* RAW DATA:
— BEGIN —
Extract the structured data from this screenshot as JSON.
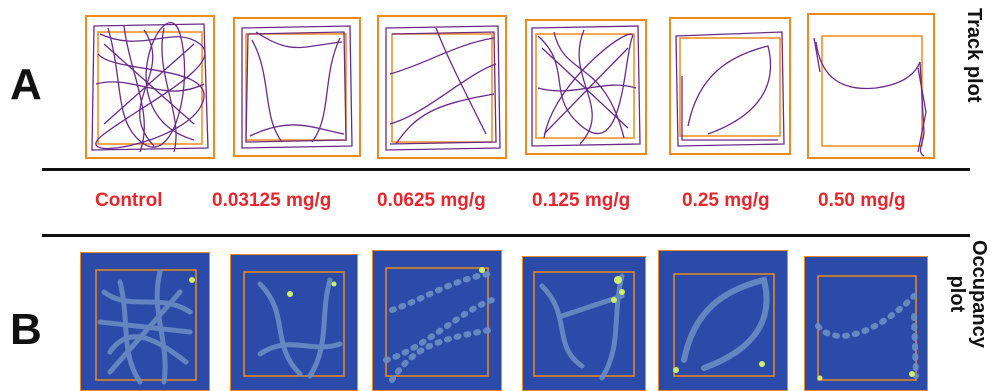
{
  "panels": {
    "a_label": "A",
    "b_label": "B",
    "track_label": "Track plot",
    "occupancy_label_line1": "Occupancy",
    "occupancy_label_line2": "plot"
  },
  "doses": [
    "Control",
    "0.03125 mg/g",
    "0.0625 mg/g",
    "0.125 mg/g",
    "0.25 mg/g",
    "0.50 mg/g"
  ],
  "colors": {
    "track": "#6b2a8a",
    "arena_outline": "#f08a1c",
    "dose_text": "#e8262e",
    "heatmap_bg": "#2c4aa8",
    "heatmap_path": "#6d8fc4",
    "heatmap_hot": "#c7f26a"
  }
}
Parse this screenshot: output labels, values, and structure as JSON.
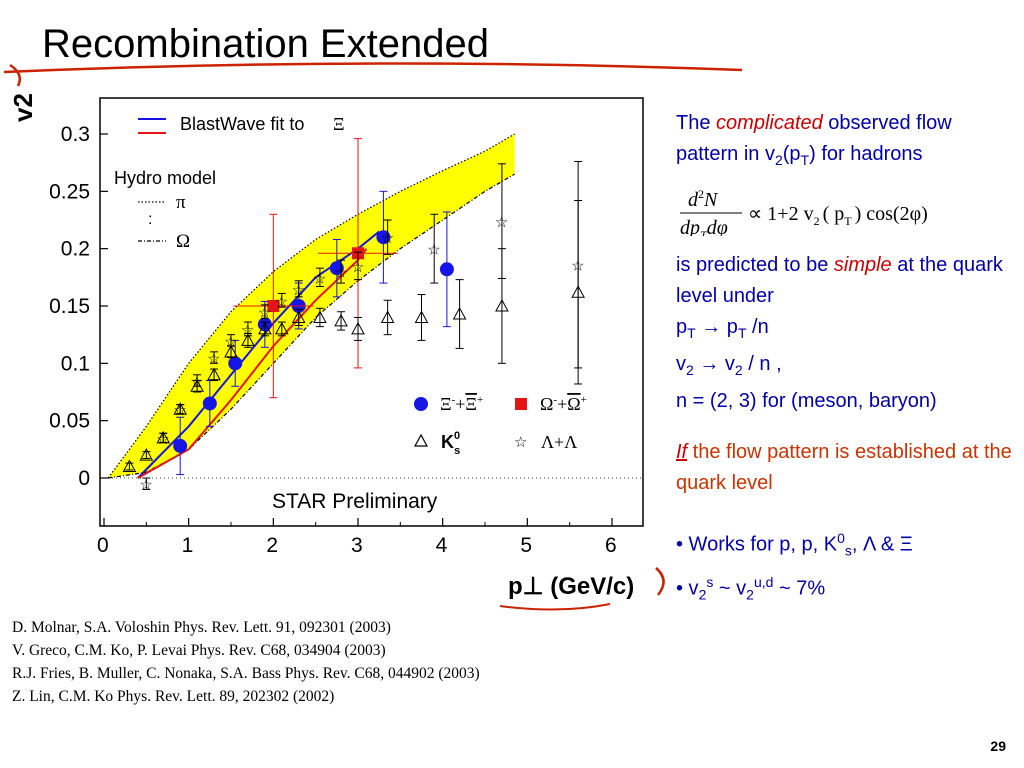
— END —
* YOUR OBJECTIVE:
Give the entries again word for word, but skip the pictures.

* PROBLEM SOLUTION:
Extract the structured data from this screenshot as JSON.
{
  "panels": {
    "a_label": "A",
    "b_label": "B",
    "track_label": "Track plot",
    "occupancy_label_line1": "Occupancy",
    "occupancy_label_line2": "plot"
  },
  "doses": [
    "Control",
    "0.03125 mg/g",
    "0.0625 mg/g",
    "0.125 mg/g",
    "0.25 mg/g",
    "0.50 mg/g"
  ],
  "colors": {
    "track": "#6b2a8a",
    "arena_outline": "#f08a1c",
    "dose_text": "#e8262e",
    "heatmap_bg": "#2c4aa8",
    "heatmap_path": "#6d8fc4",
    "heatmap_hot": "#c7f26a"
  }
}
Parse this screenshot: output labels, values, and structure as JSON.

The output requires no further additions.